* Begin Rows *
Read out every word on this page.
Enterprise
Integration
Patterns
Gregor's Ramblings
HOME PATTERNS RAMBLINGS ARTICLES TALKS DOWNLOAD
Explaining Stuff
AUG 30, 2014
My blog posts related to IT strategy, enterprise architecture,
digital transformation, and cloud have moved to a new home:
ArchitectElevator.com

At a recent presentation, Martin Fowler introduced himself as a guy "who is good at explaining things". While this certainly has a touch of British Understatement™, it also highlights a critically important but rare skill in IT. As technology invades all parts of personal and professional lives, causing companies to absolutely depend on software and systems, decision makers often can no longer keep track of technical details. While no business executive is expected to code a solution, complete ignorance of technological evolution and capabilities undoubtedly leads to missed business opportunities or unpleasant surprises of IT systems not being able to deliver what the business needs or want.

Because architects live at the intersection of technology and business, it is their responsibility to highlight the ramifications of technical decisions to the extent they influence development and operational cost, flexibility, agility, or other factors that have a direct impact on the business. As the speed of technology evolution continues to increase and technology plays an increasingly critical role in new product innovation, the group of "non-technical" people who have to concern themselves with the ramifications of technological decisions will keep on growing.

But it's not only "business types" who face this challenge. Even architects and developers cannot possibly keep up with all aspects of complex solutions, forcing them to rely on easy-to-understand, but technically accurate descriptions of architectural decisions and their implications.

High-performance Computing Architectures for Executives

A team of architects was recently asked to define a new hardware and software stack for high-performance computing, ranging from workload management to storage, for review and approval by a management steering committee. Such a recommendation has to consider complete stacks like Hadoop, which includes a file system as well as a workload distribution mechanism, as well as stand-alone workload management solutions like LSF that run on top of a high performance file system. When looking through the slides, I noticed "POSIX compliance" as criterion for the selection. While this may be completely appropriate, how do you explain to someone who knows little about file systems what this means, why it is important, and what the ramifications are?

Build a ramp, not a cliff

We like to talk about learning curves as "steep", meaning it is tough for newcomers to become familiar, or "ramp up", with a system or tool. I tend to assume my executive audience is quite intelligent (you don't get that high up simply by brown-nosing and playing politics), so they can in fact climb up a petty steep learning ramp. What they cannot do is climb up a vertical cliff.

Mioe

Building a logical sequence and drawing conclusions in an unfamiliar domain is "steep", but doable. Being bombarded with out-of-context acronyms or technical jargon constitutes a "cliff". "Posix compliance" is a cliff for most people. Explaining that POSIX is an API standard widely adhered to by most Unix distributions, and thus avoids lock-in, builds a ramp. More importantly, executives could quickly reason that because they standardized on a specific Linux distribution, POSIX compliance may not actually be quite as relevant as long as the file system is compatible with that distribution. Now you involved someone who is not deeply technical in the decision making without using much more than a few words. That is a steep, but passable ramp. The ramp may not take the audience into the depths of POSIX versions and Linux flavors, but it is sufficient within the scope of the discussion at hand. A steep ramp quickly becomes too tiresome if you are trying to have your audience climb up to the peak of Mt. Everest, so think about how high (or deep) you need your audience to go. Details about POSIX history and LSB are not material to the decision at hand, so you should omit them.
* End Rows *
* Begin Rows *
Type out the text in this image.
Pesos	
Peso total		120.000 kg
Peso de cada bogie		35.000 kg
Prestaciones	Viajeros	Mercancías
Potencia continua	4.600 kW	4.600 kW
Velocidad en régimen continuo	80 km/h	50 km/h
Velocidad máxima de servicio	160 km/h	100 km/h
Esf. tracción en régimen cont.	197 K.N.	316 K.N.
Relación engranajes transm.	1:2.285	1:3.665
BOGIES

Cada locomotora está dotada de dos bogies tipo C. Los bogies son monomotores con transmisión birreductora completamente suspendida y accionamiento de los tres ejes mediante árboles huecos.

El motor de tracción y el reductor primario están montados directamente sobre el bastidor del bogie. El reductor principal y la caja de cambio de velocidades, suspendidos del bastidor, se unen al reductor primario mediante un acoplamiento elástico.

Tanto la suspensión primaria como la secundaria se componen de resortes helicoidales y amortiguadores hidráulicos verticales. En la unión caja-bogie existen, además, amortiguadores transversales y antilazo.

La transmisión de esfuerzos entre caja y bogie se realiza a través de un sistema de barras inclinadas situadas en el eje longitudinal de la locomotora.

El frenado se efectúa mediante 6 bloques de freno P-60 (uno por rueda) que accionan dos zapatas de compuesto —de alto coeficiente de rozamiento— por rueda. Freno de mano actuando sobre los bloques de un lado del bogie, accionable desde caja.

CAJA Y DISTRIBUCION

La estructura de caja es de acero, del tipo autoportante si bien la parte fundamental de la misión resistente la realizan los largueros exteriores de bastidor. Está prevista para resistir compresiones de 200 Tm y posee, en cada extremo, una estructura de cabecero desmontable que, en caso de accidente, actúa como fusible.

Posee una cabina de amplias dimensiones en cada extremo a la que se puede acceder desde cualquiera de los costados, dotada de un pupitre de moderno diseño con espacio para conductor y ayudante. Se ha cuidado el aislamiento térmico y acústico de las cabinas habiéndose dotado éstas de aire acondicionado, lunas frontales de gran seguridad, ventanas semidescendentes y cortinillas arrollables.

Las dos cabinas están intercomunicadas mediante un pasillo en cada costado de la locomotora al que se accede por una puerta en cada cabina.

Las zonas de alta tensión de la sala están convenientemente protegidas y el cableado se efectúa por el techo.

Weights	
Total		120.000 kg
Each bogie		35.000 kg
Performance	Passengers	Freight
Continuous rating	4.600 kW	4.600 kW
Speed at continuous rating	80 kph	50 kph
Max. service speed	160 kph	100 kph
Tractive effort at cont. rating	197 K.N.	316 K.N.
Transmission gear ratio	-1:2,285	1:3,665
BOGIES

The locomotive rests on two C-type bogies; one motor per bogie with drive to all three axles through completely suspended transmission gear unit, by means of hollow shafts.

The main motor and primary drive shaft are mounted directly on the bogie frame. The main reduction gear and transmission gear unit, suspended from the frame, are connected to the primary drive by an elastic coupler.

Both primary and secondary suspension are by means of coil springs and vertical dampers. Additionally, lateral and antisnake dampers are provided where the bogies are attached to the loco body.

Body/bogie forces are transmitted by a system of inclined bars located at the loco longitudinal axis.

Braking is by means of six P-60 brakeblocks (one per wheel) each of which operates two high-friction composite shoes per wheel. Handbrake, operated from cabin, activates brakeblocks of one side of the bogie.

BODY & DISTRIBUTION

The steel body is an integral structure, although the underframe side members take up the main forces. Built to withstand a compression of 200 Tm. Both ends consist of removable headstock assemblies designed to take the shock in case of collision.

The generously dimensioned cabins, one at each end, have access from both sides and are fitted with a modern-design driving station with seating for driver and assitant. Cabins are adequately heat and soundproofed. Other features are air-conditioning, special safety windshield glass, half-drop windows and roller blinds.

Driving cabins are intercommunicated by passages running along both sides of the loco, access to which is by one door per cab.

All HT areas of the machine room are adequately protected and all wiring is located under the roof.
* End Rows *
### What this task involves
Identify the lines above that contain the word "ramifications", then copy them.

### Result for this task
Because architects live at the intersection of technology and business, it is their responsibility to highlight the ramifications of technical decisions to the extent they influence development and operational cost, flexibility, agility, or other factors that have a direct impact on the business. As the speed of technology evolution continues to increase and technology plays an increasingly critical role in new product innovation, the group of "non-technical" people who have to concern themselves with the ramifications of technological decisions will keep on growing.
A team of architects was recently asked to define a new hardware and software stack for high-performance computing, ranging from workload management to storage, for review and approval by a management steering committee. Such a recommendation has to consider complete stacks like Hadoop, which includes a file system as well as a workload distribution mechanism, as well as stand-alone workload management solutions like LSF that run on top of a high performance file system. When looking through the slides, I noticed "POSIX compliance" as criterion for the selection. While this may be completely appropriate, how do you explain to someone who knows little about file systems what this means, why it is important, and what the ramifications are?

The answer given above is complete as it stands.